## WHAT IS EXPECTED:
Wherever a line holds the string "Training", copy that line.

=== DATA TO USE ===

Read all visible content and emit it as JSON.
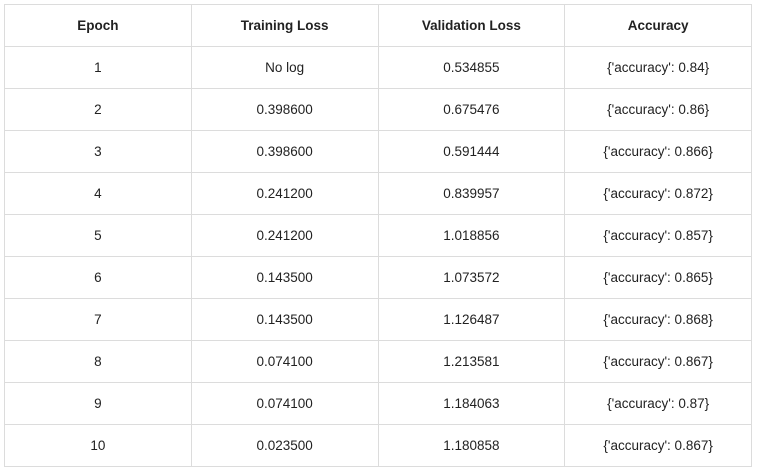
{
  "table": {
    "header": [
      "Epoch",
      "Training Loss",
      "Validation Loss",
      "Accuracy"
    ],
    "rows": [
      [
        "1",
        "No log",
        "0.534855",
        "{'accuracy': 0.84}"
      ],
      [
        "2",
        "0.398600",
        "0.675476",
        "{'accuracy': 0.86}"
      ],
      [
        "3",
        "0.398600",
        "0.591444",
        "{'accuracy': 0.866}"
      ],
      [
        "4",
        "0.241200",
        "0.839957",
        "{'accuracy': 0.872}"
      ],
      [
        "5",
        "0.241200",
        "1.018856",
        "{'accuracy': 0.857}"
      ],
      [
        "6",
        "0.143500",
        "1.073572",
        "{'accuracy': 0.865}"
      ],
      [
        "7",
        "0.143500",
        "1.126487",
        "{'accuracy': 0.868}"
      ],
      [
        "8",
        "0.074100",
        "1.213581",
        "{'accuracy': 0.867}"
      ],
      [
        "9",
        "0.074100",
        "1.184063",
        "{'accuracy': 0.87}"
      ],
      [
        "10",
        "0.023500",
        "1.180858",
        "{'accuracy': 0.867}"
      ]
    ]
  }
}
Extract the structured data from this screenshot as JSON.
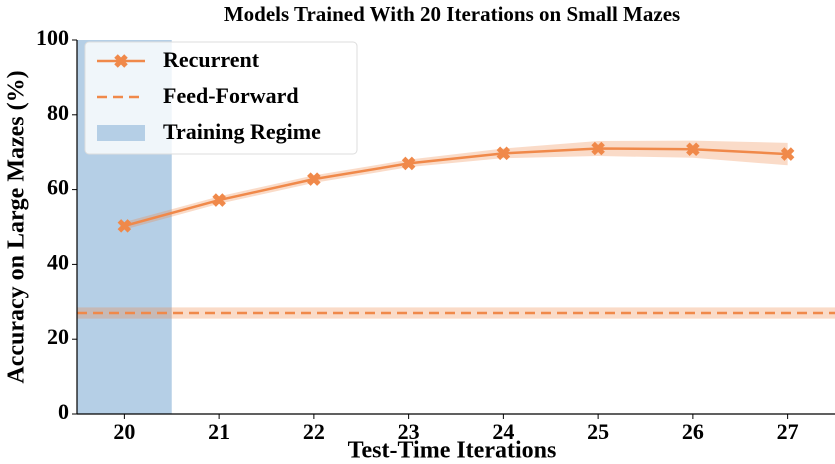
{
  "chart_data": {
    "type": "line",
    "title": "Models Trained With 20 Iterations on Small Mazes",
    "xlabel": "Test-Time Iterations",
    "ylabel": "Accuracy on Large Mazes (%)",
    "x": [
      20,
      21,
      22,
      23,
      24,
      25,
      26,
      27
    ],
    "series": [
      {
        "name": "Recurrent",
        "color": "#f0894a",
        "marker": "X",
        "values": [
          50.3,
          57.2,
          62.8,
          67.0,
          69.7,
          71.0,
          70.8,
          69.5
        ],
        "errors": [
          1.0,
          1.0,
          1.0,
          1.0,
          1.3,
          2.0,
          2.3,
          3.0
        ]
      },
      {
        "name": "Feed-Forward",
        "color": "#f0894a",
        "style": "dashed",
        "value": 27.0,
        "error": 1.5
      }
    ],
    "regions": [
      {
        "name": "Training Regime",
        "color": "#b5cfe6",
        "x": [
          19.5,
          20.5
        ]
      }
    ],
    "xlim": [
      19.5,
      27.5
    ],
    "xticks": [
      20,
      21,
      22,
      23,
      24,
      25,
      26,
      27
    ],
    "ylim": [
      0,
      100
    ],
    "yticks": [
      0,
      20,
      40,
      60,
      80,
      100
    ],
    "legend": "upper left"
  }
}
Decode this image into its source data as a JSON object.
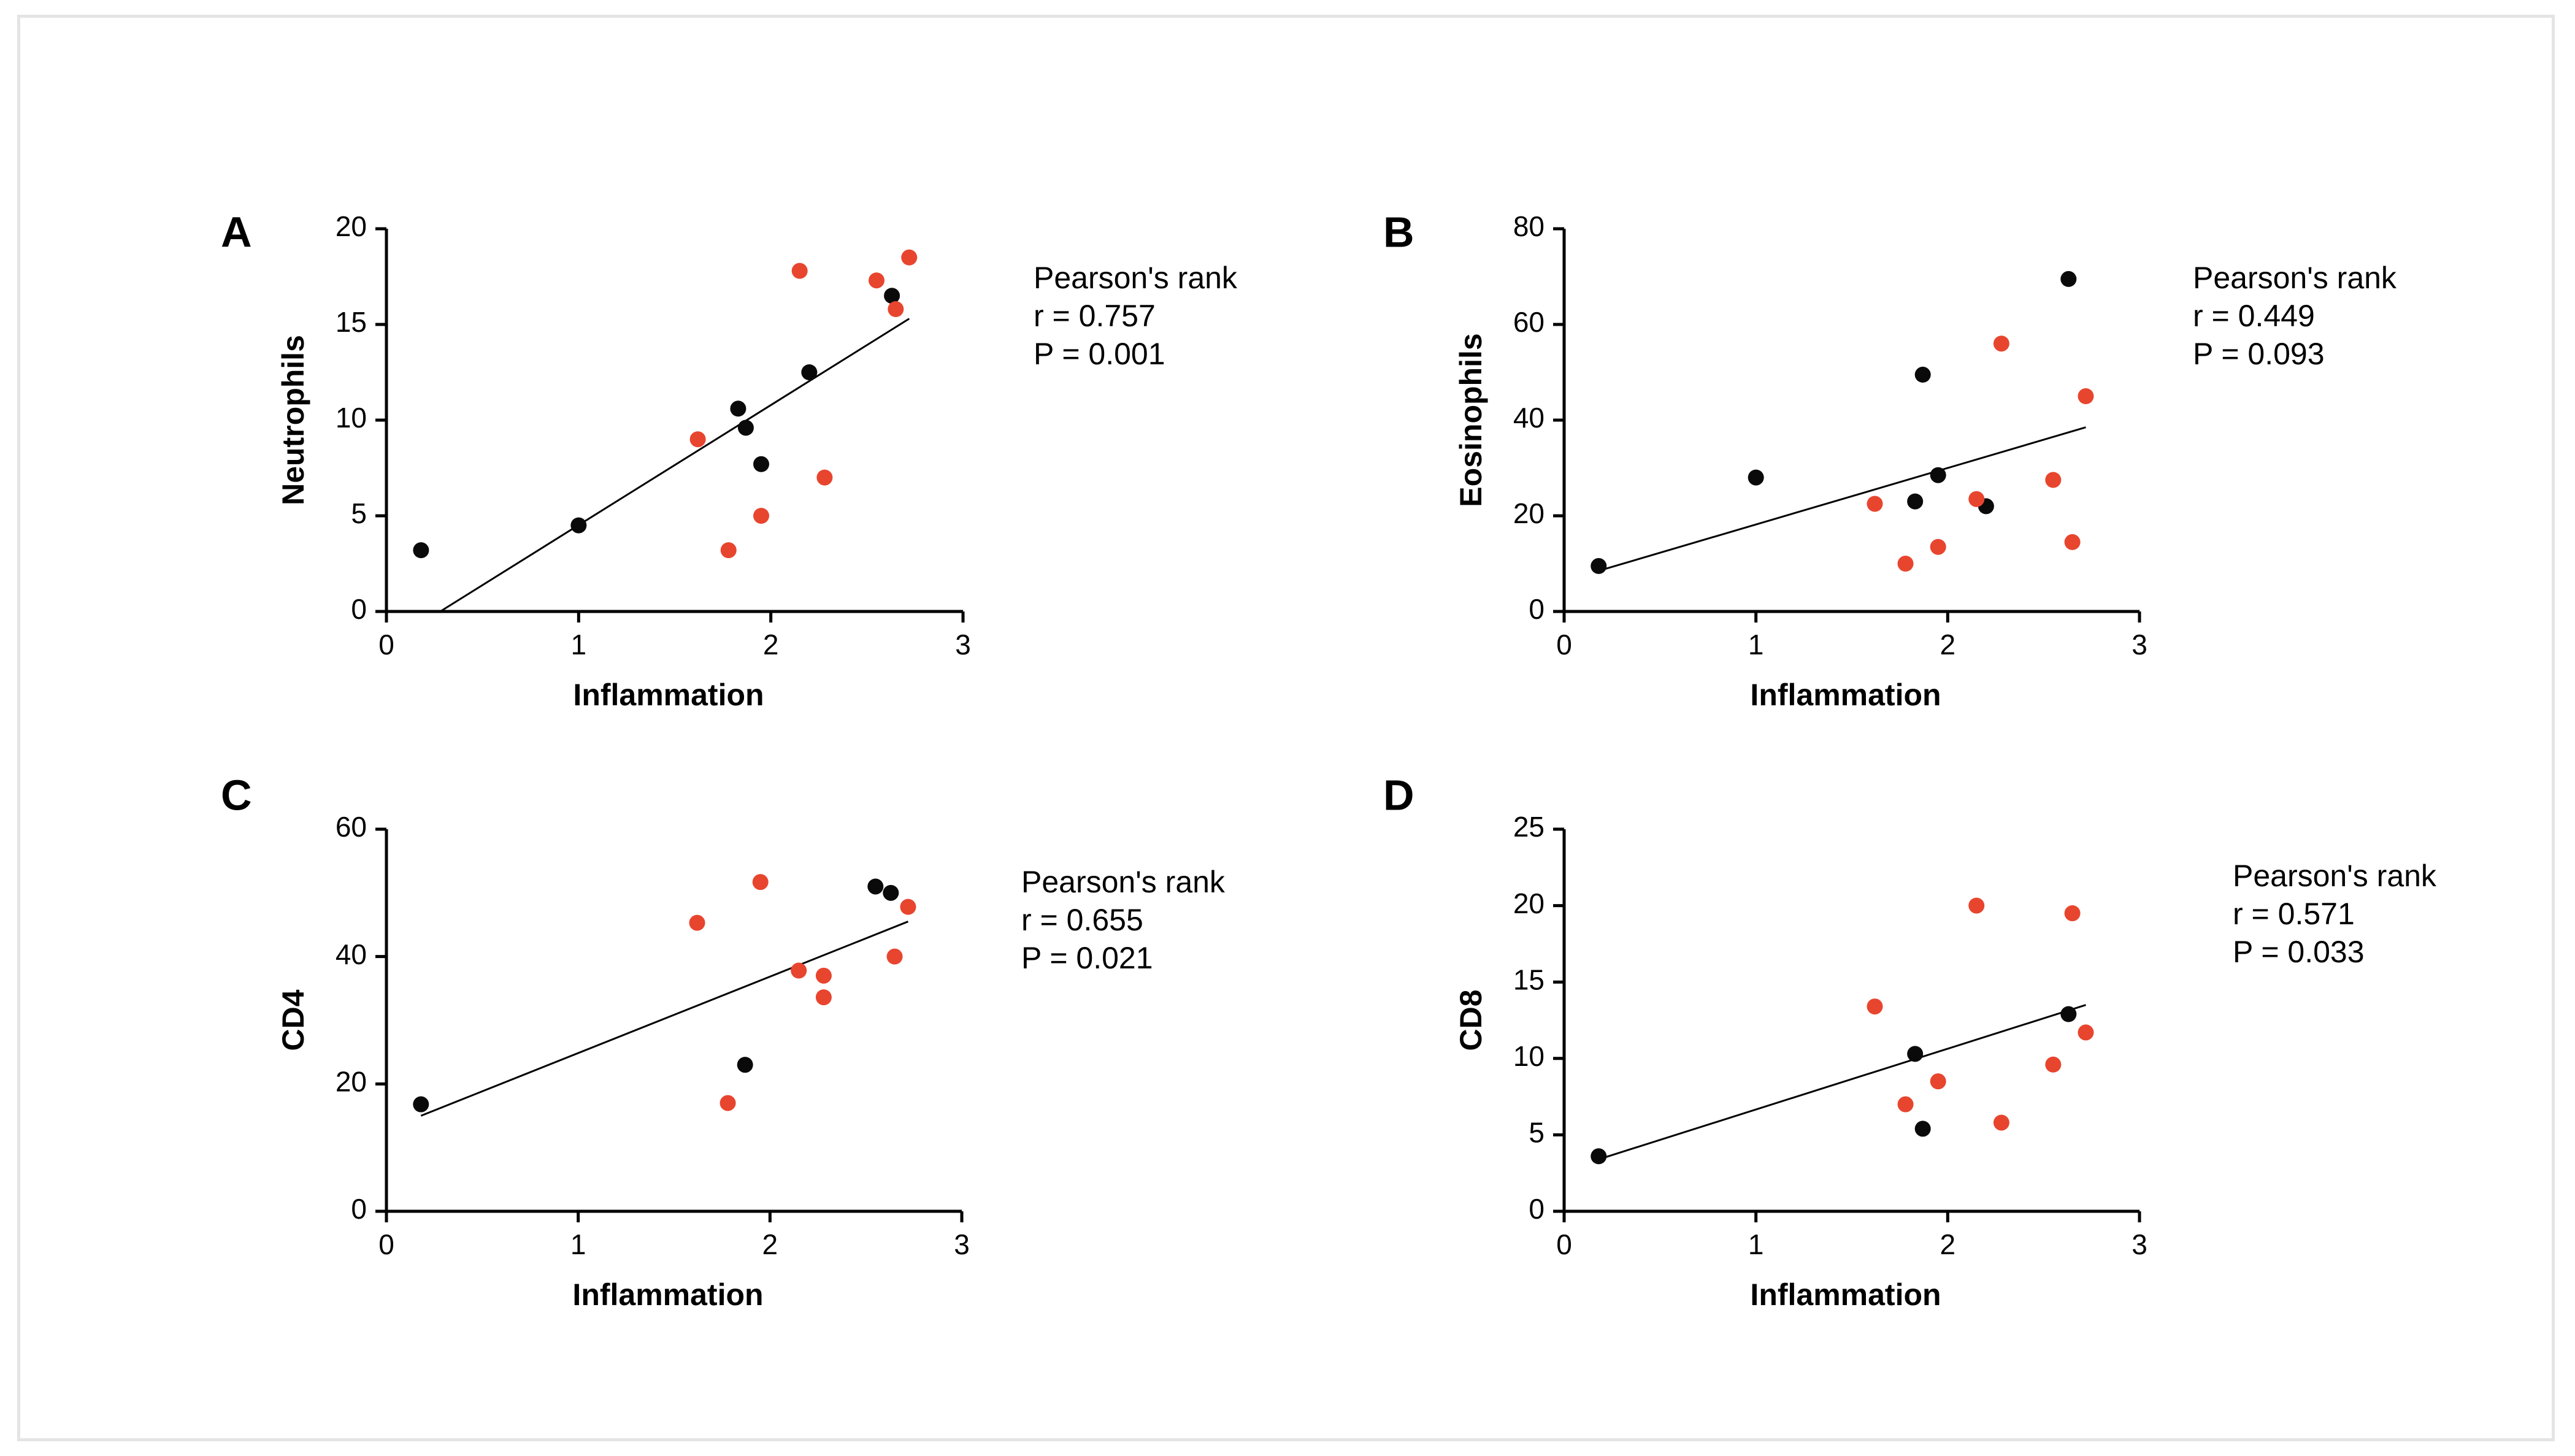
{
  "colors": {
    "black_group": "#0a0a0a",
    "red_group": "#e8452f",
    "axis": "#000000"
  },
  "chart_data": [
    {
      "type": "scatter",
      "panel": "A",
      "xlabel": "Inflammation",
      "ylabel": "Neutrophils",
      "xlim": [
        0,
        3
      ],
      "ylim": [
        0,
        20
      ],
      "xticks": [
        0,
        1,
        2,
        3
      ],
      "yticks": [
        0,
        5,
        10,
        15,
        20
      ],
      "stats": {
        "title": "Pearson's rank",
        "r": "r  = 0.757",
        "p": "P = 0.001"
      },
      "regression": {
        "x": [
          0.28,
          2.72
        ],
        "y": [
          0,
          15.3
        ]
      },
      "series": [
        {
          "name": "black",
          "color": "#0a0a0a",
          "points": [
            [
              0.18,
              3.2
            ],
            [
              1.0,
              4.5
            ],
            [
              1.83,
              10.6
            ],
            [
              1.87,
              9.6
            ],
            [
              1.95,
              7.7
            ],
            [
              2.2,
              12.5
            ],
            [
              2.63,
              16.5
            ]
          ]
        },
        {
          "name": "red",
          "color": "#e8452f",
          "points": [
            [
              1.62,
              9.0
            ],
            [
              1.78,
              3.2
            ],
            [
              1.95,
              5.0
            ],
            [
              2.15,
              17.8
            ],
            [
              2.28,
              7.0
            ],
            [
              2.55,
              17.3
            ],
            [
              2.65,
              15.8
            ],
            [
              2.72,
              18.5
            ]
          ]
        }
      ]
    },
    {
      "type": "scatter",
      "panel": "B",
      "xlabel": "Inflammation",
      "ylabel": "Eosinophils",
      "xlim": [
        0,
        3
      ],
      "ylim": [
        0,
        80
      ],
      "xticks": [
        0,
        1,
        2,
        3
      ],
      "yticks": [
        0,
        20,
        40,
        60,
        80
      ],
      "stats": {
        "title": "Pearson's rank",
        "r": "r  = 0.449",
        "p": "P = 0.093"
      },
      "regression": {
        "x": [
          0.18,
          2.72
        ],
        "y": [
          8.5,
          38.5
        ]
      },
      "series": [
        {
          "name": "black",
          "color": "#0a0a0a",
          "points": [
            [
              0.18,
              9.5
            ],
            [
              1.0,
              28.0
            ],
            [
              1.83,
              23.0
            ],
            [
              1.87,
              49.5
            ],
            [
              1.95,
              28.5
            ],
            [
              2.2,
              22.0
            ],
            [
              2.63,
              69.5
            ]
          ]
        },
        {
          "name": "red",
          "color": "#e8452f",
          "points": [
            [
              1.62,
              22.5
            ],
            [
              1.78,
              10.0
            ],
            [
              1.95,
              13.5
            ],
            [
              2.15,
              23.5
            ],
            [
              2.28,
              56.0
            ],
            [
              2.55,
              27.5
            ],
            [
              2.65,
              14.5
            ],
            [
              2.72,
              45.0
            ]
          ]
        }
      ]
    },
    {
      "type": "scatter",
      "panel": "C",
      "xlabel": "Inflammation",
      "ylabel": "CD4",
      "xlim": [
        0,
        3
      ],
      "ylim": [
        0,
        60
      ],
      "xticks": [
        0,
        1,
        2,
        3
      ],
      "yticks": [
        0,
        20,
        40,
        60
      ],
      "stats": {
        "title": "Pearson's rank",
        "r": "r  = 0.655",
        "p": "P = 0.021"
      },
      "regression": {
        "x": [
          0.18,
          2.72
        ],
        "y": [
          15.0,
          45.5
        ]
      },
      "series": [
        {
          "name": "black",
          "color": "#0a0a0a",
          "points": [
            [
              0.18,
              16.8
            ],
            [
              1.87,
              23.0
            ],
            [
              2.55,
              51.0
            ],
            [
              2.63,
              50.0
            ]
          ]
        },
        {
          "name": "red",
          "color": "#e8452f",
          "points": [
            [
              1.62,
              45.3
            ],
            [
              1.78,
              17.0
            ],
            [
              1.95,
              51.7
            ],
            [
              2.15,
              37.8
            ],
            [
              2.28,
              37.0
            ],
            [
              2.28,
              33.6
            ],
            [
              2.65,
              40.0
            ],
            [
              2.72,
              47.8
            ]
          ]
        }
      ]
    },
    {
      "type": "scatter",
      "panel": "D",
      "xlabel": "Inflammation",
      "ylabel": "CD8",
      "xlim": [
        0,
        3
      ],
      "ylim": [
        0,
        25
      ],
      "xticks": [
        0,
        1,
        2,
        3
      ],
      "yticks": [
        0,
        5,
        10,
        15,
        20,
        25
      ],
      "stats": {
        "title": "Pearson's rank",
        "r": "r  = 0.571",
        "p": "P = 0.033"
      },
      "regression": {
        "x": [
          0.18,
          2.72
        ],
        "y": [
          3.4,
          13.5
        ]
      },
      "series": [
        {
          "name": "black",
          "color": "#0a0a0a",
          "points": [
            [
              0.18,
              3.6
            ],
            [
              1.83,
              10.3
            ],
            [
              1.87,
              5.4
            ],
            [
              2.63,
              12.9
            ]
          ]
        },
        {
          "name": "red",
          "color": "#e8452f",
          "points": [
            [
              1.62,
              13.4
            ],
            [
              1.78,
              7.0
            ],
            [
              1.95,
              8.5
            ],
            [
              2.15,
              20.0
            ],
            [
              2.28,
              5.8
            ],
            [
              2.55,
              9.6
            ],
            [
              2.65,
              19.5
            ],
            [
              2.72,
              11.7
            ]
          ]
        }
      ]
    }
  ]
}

===

## EXPECTED ANSWER:
      "Training Loss",
        "name": "Training Regime",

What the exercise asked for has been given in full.